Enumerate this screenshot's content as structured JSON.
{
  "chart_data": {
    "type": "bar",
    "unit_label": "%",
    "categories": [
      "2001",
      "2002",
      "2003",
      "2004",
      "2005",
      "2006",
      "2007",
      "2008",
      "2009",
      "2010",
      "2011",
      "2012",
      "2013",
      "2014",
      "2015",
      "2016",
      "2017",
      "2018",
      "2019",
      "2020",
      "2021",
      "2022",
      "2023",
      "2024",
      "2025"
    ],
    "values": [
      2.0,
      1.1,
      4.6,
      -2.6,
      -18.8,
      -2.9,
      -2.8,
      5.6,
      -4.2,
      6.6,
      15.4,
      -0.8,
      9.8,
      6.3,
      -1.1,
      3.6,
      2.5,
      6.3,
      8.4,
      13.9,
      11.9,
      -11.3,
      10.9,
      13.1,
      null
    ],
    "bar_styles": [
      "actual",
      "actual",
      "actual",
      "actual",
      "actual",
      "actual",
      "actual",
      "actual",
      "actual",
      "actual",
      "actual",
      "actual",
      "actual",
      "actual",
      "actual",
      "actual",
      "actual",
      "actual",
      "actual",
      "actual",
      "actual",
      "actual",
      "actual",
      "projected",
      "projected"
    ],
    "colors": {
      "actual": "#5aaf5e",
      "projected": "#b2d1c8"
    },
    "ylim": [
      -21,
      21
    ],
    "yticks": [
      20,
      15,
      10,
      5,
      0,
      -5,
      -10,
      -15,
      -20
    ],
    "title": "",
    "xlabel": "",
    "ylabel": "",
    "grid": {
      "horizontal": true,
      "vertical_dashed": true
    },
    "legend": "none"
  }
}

--------------------------------------------------

- [Aim of the task]:
Copy out every line from the data above that has "true" in it.

- [Answer]:
      "horizontal": true,
      "vertical_dashed": true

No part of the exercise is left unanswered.